Figure content listings:
+-------+

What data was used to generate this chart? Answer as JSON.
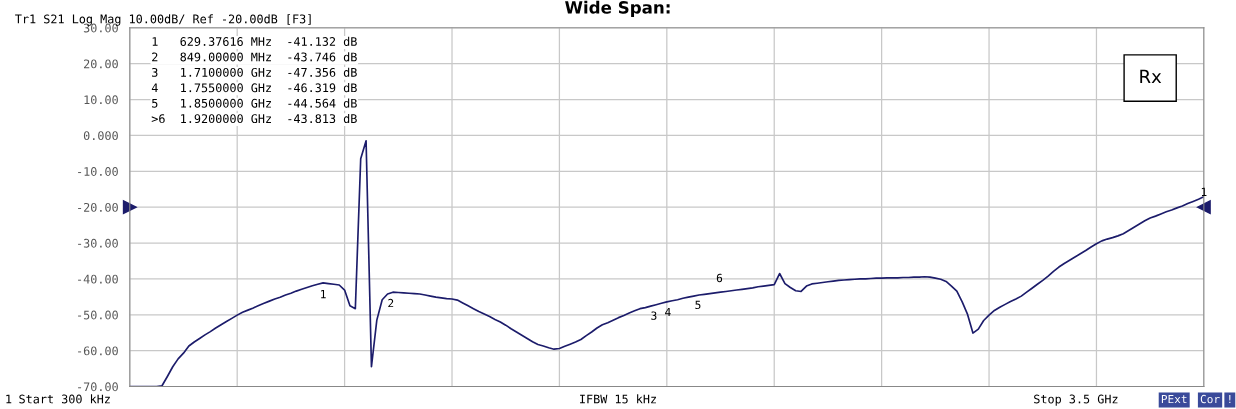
{
  "chart_data": {
    "type": "line",
    "title": "Wide Span:",
    "subtitle": "Tr1 S21 Log Mag 10.00dB/ Ref -20.00dB [F3]",
    "categories": [
      null,
      null,
      null,
      null,
      null,
      null,
      null,
      null,
      null,
      null,
      null,
      null,
      null,
      null,
      null,
      null,
      null,
      null,
      null,
      null,
      null,
      null,
      null,
      null,
      null,
      null,
      null,
      null,
      null,
      null,
      null,
      null,
      null,
      null,
      null,
      null,
      null,
      null,
      null,
      null,
      null,
      null,
      null,
      null,
      null,
      null,
      null,
      null,
      null,
      null,
      null,
      null,
      null,
      null,
      null,
      null,
      null,
      null,
      null,
      null,
      null,
      null,
      null,
      null,
      null,
      null,
      null,
      null,
      null,
      null,
      null,
      null,
      null,
      null,
      null,
      null,
      null,
      null,
      null,
      null,
      null,
      null,
      null,
      null,
      null,
      null,
      null,
      null,
      null,
      null,
      null,
      null,
      null,
      null,
      null,
      null,
      null,
      null,
      null,
      null,
      null,
      null,
      null,
      null,
      null,
      null,
      null,
      null,
      null,
      null,
      null,
      null,
      null,
      null,
      null,
      null,
      null,
      null,
      null,
      null,
      null,
      null,
      null,
      null,
      null,
      null,
      null,
      null,
      null,
      null,
      null,
      null,
      null,
      null,
      null,
      null,
      null,
      null,
      null,
      null,
      null,
      null,
      null,
      null,
      null,
      null,
      null,
      null,
      null,
      null,
      null,
      null,
      null,
      null,
      null,
      null,
      null,
      null,
      null,
      null,
      null,
      null,
      null,
      null,
      null,
      null,
      null,
      null,
      null,
      null,
      null,
      null,
      null,
      null,
      null,
      null,
      null,
      null,
      null,
      null,
      null,
      null,
      null,
      null,
      null,
      null,
      null,
      null,
      null,
      null,
      null,
      null,
      null,
      null,
      null,
      null,
      null,
      null,
      null,
      null,
      null
    ],
    "series": [
      {
        "color": "#1c1c6b",
        "values": [
          -70,
          -70,
          -70,
          -70,
          -70,
          -70,
          -69.8,
          -67.2,
          -64.5,
          -62.3,
          -60.7,
          -58.7,
          -57.6,
          -56.6,
          -55.6,
          -54.7,
          -53.7,
          -52.8,
          -51.9,
          -51.0,
          -50.1,
          -49.3,
          -48.7,
          -48.1,
          -47.4,
          -46.8,
          -46.2,
          -45.6,
          -45.1,
          -44.5,
          -44.0,
          -43.4,
          -42.9,
          -42.4,
          -41.9,
          -41.5,
          -41.1,
          -41.3,
          -41.5,
          -41.7,
          -43.1,
          -47.5,
          -48.3,
          -6.5,
          -1.5,
          -64.5,
          -51.5,
          -45.8,
          -44.2,
          -43.7,
          -43.8,
          -43.9,
          -44.0,
          -44.1,
          -44.2,
          -44.5,
          -44.8,
          -45.1,
          -45.3,
          -45.5,
          -45.6,
          -45.9,
          -46.7,
          -47.5,
          -48.3,
          -49.1,
          -49.8,
          -50.5,
          -51.3,
          -52.0,
          -52.9,
          -53.9,
          -54.8,
          -55.7,
          -56.6,
          -57.5,
          -58.3,
          -58.7,
          -59.2,
          -59.6,
          -59.4,
          -58.8,
          -58.2,
          -57.6,
          -56.9,
          -55.8,
          -54.8,
          -53.7,
          -52.8,
          -52.2,
          -51.5,
          -50.8,
          -50.2,
          -49.5,
          -48.9,
          -48.3,
          -48.0,
          -47.6,
          -47.2,
          -46.8,
          -46.4,
          -46.1,
          -45.8,
          -45.4,
          -45.1,
          -44.8,
          -44.5,
          -44.3,
          -44.1,
          -43.9,
          -43.7,
          -43.5,
          -43.3,
          -43.1,
          -42.9,
          -42.7,
          -42.5,
          -42.2,
          -42.0,
          -41.8,
          -41.6,
          -38.5,
          -41.3,
          -42.4,
          -43.3,
          -43.5,
          -42.0,
          -41.4,
          -41.2,
          -41.0,
          -40.8,
          -40.6,
          -40.4,
          -40.3,
          -40.2,
          -40.1,
          -40.0,
          -40.0,
          -39.9,
          -39.8,
          -39.8,
          -39.7,
          -39.7,
          -39.7,
          -39.6,
          -39.6,
          -39.5,
          -39.5,
          -39.4,
          -39.5,
          -39.8,
          -40.1,
          -40.7,
          -42.0,
          -43.4,
          -46.4,
          -49.9,
          -55.1,
          -54.0,
          -51.6,
          -50.1,
          -48.8,
          -47.9,
          -47.1,
          -46.3,
          -45.6,
          -44.8,
          -43.7,
          -42.6,
          -41.5,
          -40.4,
          -39.2,
          -37.9,
          -36.7,
          -35.7,
          -34.8,
          -33.9,
          -33.0,
          -32.1,
          -31.1,
          -30.2,
          -29.4,
          -28.9,
          -28.5,
          -28.0,
          -27.4,
          -26.5,
          -25.6,
          -24.7,
          -23.8,
          -23.0,
          -22.5,
          -21.9,
          -21.3,
          -20.8,
          -20.2,
          -19.7,
          -19.0,
          -18.4,
          -17.8,
          -17.1
        ]
      }
    ],
    "ylim": [
      -70,
      30
    ],
    "yticks": [
      {
        "value": 30,
        "label": "30.00"
      },
      {
        "value": 20,
        "label": "20.00"
      },
      {
        "value": 10,
        "label": "10.00"
      },
      {
        "value": 0,
        "label": "0.000"
      },
      {
        "value": -10,
        "label": "-10.00"
      },
      {
        "value": -20,
        "label": "-20.00"
      },
      {
        "value": -30,
        "label": "-30.00"
      },
      {
        "value": -40,
        "label": "-40.00"
      },
      {
        "value": -50,
        "label": "-50.00"
      },
      {
        "value": -60,
        "label": "-60.00"
      },
      {
        "value": -70,
        "label": "-70.00"
      }
    ],
    "grid": true,
    "line_style": "solid",
    "annotations": [
      "1   629.37616 MHz  -41.132 dB",
      "2   849.00000 MHz  -43.746 dB",
      "3   1.7100000 GHz  -47.356 dB",
      "4   1.7550000 GHz  -46.319 dB",
      "5   1.8500000 GHz  -44.564 dB",
      ">6  1.9200000 GHz  -43.813 dB",
      "Rx",
      "1",
      "Start 300 kHz",
      "IFBW 15 kHz",
      "Stop 3.5 GHz",
      "PExt",
      "Cor",
      "!",
      "1",
      "2",
      "3",
      "4",
      "5",
      "6",
      "1"
    ]
  }
}
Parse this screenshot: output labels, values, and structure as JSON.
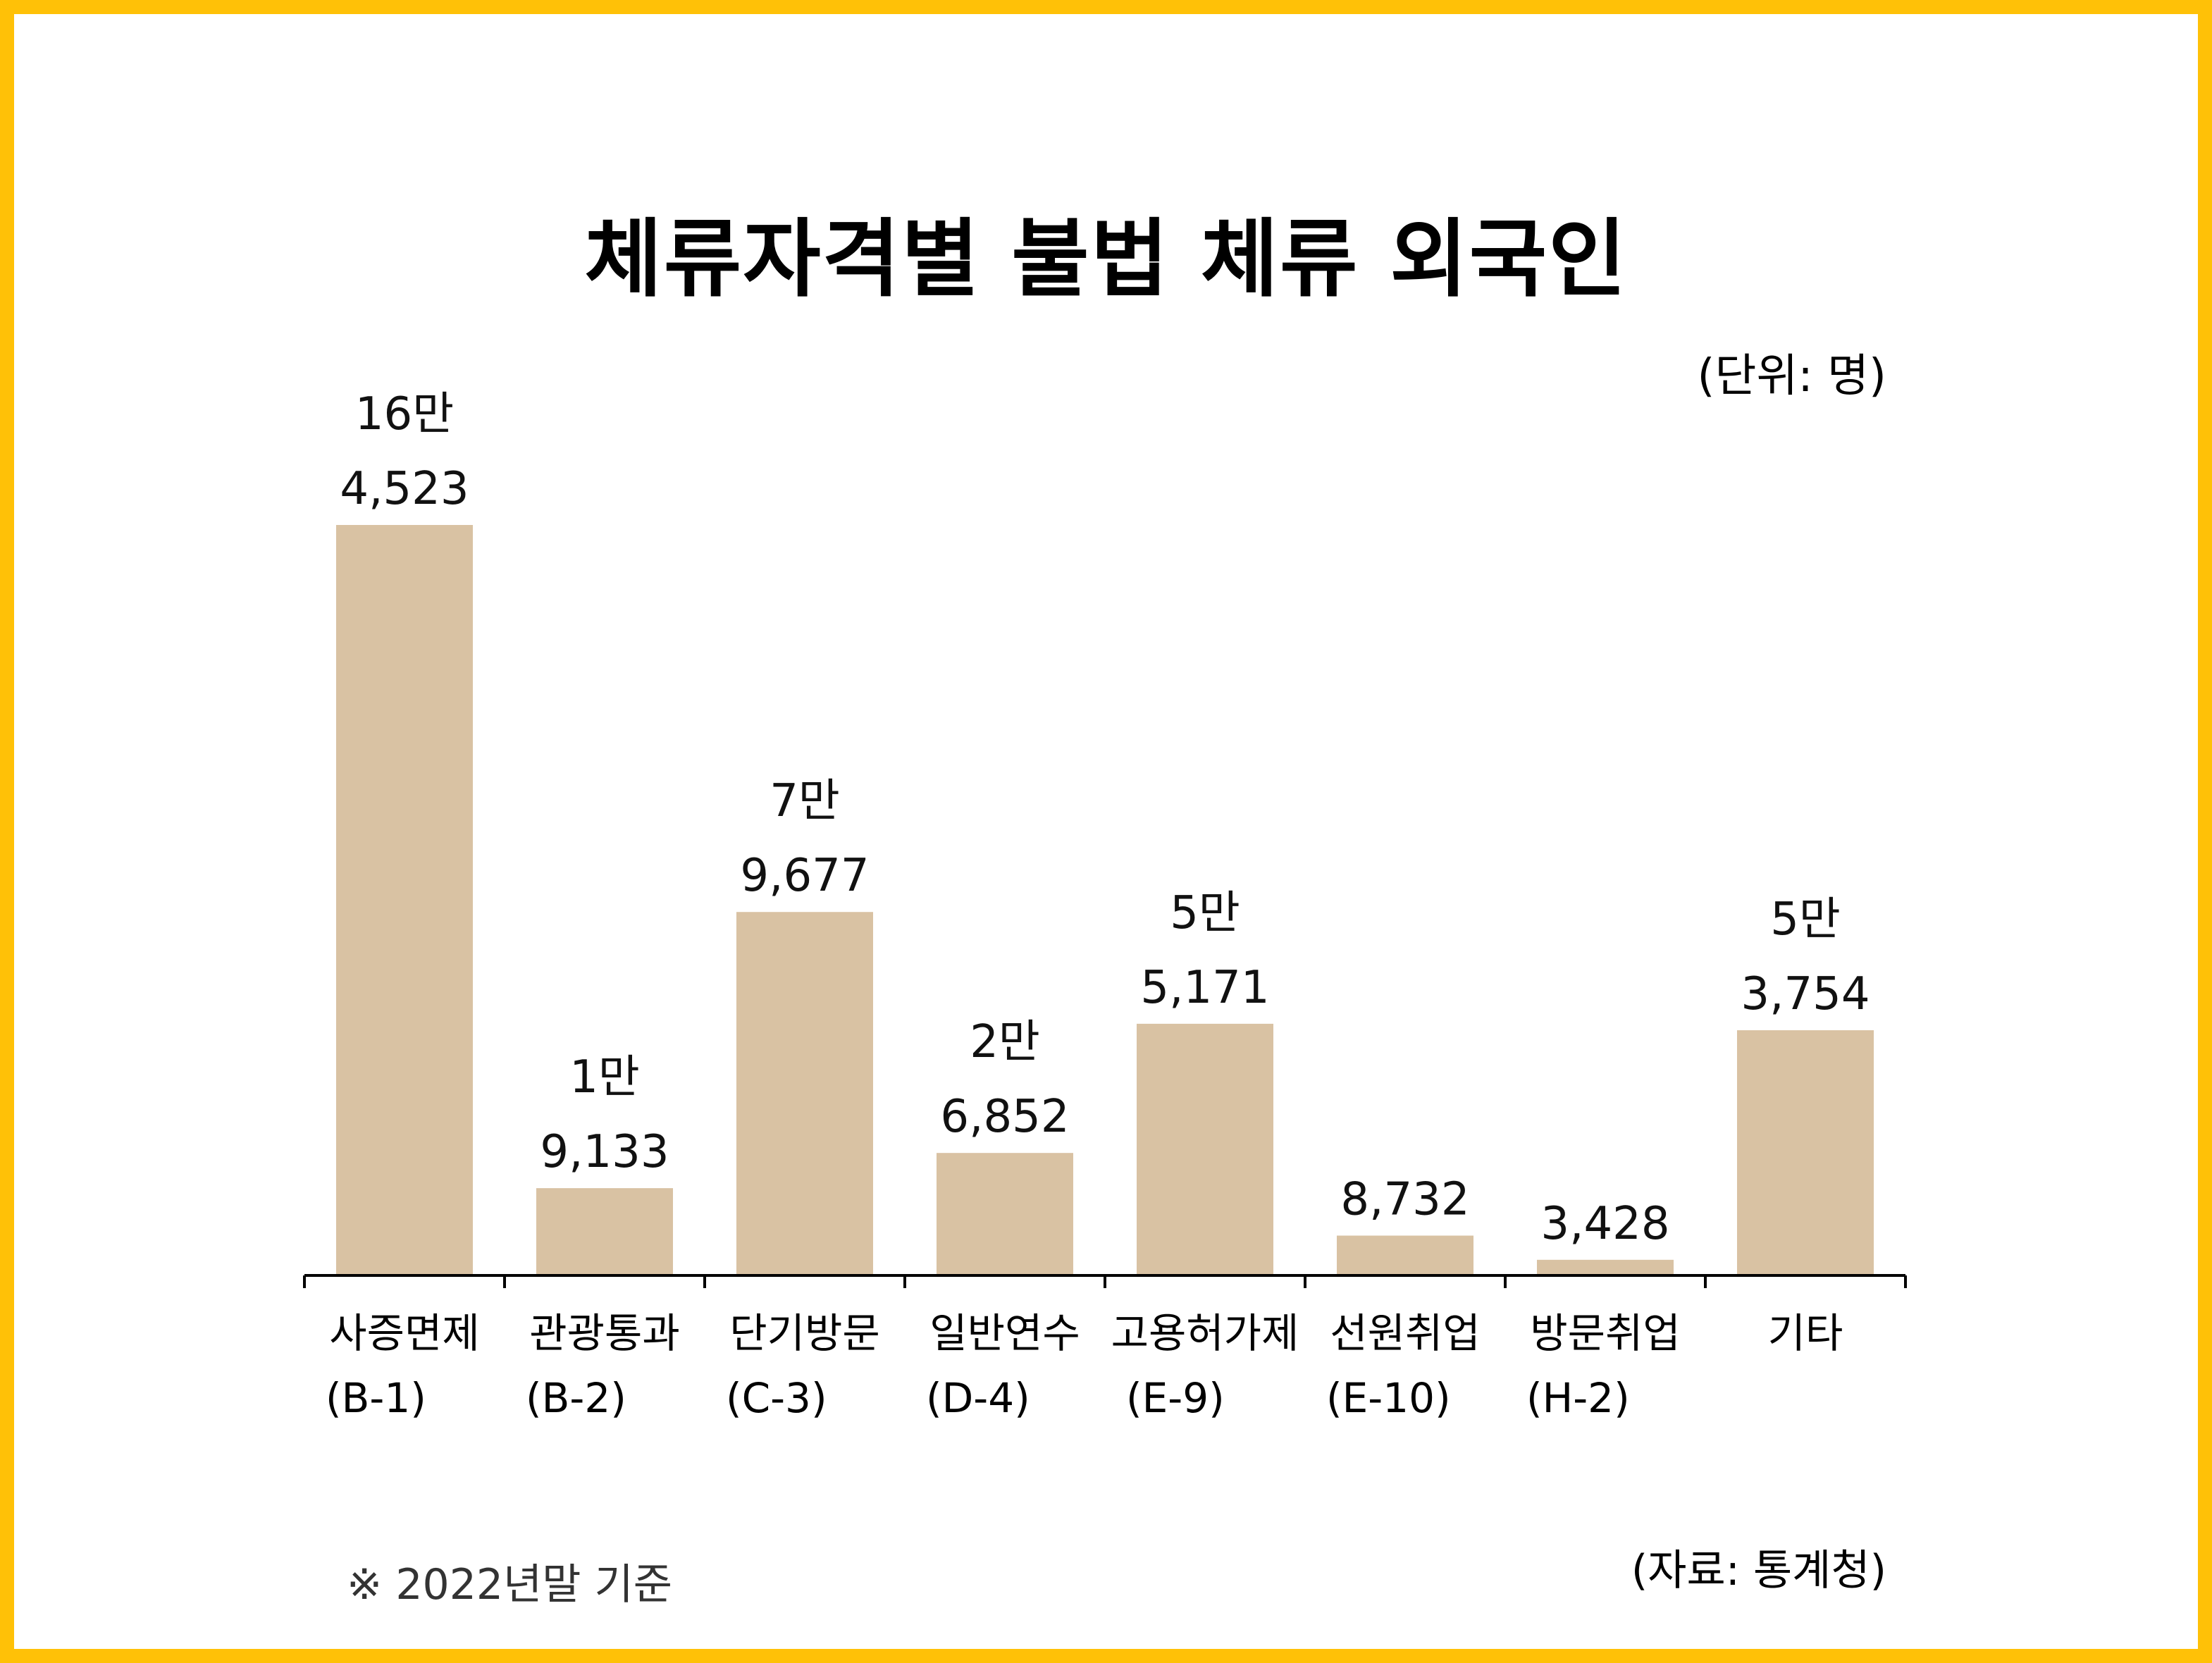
{
  "header": {
    "title": "체류자격별 불법 체류 외국인",
    "unit": "(단위: 명)"
  },
  "chart_data": {
    "type": "bar",
    "title": "체류자격별 불법 체류 외국인",
    "ylabel": "",
    "xlabel": "",
    "unit": "명",
    "categories": [
      [
        "사증면제",
        "(B-1)"
      ],
      [
        "관광통과",
        "(B-2)"
      ],
      [
        "단기방문",
        "(C-3)"
      ],
      [
        "일반연수",
        "(D-4)"
      ],
      [
        "고용허가제",
        "(E-9)"
      ],
      [
        "선원취업",
        "(E-10)"
      ],
      [
        "방문취업",
        "(H-2)"
      ],
      [
        "기타",
        ""
      ]
    ],
    "values": [
      164523,
      19133,
      79677,
      26852,
      55171,
      8732,
      3428,
      53754
    ],
    "data_labels": [
      [
        "16만",
        "4,523"
      ],
      [
        "1만",
        "9,133"
      ],
      [
        "7만",
        "9,677"
      ],
      [
        "2만",
        "6,852"
      ],
      [
        "5만",
        "5,171"
      ],
      [
        "",
        "8,732"
      ],
      [
        "",
        "3,428"
      ],
      [
        "5만",
        "3,754"
      ]
    ],
    "ylim": [
      0,
      164523
    ],
    "grid": false,
    "legend": "none"
  },
  "footer": {
    "note": "※ 2022년말 기준",
    "source": "(자료: 통계청)"
  },
  "colors": {
    "frame": "#ffc107",
    "bar": "#d9c2a3",
    "axis": "#000000"
  }
}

+-------+

## Goal
Show every line from the entries above in which the word "JSON" appears.

## Output of the task
What data was used to generate this chart? Answer as JSON.
Parse this screenshot: output labels, values, and structure as JSON.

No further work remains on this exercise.